§ **EXERCISE PROMPT**
Go through the entries below and collect each line with the string "机械设备" in it.

** Start of PROVIDED RECORDS **

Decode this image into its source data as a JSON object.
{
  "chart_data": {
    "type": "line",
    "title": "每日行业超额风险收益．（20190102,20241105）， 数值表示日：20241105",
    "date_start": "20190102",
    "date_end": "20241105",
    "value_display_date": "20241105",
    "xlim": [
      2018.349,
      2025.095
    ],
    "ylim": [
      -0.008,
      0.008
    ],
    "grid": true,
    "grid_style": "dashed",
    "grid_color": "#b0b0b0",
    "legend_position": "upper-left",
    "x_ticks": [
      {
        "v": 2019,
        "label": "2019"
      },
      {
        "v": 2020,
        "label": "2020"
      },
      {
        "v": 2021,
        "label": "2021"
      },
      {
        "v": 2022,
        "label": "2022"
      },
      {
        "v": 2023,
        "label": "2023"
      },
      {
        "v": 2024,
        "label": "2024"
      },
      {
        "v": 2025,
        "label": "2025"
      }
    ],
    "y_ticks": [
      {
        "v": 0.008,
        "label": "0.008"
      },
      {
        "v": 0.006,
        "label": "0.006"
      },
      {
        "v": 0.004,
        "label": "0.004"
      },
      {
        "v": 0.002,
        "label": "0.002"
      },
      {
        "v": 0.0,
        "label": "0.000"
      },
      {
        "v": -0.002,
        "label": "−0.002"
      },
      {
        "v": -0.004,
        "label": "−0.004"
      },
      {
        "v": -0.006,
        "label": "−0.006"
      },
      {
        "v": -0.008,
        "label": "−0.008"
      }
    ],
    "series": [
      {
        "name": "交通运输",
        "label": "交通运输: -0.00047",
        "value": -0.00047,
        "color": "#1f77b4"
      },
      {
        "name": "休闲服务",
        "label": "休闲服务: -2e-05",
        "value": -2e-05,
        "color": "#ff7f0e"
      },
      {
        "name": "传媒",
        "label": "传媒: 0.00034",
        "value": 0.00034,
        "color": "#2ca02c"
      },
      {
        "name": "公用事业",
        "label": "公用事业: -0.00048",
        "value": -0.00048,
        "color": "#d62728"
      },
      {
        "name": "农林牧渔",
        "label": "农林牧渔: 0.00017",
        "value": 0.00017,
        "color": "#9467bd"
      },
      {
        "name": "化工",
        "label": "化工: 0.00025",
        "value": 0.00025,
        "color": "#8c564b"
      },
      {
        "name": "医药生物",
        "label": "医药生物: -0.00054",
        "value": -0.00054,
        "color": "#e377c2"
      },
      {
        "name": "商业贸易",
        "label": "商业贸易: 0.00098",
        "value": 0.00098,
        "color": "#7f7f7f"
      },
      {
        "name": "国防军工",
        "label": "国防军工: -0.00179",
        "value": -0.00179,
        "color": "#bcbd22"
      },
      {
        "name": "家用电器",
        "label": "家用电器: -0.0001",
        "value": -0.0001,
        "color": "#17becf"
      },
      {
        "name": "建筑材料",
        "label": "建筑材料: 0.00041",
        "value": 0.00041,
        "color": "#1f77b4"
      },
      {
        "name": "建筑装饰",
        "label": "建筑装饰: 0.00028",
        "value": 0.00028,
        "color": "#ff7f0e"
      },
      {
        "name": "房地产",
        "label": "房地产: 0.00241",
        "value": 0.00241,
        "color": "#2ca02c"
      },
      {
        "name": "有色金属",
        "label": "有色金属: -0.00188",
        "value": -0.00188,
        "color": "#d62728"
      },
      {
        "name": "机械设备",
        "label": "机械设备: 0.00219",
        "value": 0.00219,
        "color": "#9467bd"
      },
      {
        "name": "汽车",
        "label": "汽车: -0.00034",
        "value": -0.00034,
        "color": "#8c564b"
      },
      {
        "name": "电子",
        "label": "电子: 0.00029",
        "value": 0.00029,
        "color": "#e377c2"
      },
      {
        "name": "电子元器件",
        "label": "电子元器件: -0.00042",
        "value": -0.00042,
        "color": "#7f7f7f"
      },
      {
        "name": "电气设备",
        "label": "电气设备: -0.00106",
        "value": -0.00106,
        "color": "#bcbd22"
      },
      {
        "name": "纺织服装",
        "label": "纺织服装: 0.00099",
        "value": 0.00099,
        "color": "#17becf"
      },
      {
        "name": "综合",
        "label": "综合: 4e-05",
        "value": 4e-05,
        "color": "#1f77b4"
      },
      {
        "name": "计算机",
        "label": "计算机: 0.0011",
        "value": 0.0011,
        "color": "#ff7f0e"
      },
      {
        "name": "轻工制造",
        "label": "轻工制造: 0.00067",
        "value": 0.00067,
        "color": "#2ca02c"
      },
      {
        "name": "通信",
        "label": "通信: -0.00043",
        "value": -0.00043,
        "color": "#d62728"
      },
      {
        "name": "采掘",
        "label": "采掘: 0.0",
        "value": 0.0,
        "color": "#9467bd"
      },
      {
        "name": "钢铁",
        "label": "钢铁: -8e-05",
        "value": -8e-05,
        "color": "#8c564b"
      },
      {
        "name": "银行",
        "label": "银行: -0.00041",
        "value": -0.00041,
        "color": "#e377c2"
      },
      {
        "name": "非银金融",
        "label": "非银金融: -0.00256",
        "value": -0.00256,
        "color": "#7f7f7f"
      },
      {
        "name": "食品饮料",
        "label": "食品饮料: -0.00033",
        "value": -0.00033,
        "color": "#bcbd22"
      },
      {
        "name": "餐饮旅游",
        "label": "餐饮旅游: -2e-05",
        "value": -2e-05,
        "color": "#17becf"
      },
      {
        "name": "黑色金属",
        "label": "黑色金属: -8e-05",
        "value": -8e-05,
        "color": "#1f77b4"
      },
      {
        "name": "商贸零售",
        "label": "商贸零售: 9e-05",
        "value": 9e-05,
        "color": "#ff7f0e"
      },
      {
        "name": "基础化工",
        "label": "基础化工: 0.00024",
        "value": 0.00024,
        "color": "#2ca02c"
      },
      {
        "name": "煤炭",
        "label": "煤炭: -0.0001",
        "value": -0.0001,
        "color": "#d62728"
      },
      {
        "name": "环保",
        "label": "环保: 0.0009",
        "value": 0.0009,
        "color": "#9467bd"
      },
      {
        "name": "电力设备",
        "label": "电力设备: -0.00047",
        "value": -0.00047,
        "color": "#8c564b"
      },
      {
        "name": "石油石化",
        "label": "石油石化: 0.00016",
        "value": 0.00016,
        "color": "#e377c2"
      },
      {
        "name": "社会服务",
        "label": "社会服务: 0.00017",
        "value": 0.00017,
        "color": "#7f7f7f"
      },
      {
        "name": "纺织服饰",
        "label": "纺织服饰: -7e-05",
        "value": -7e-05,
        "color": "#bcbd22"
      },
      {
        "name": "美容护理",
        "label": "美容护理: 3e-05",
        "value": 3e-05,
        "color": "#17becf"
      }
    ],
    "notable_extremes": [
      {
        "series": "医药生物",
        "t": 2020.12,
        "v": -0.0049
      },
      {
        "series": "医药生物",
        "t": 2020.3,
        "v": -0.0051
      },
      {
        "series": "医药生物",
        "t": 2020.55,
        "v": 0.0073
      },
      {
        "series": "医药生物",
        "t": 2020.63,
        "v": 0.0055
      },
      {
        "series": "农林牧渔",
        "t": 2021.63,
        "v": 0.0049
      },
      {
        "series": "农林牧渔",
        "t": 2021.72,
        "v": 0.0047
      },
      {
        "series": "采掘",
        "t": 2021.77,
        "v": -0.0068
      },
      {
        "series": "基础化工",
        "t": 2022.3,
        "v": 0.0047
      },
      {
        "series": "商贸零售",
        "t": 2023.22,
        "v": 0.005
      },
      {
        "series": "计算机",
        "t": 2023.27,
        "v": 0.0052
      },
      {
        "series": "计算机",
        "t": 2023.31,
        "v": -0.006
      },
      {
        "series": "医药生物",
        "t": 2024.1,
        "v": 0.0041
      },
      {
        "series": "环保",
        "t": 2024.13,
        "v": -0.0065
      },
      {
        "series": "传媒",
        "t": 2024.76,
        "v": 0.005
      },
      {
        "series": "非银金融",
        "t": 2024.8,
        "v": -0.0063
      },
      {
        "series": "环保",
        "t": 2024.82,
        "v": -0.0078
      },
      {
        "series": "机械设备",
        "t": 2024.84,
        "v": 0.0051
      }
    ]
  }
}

** End of PROVIDED RECORDS **

§ **OUTPUT BELOW**
        "name": "机械设备",
        "label": "机械设备: 0.00219",
        "series": "机械设备",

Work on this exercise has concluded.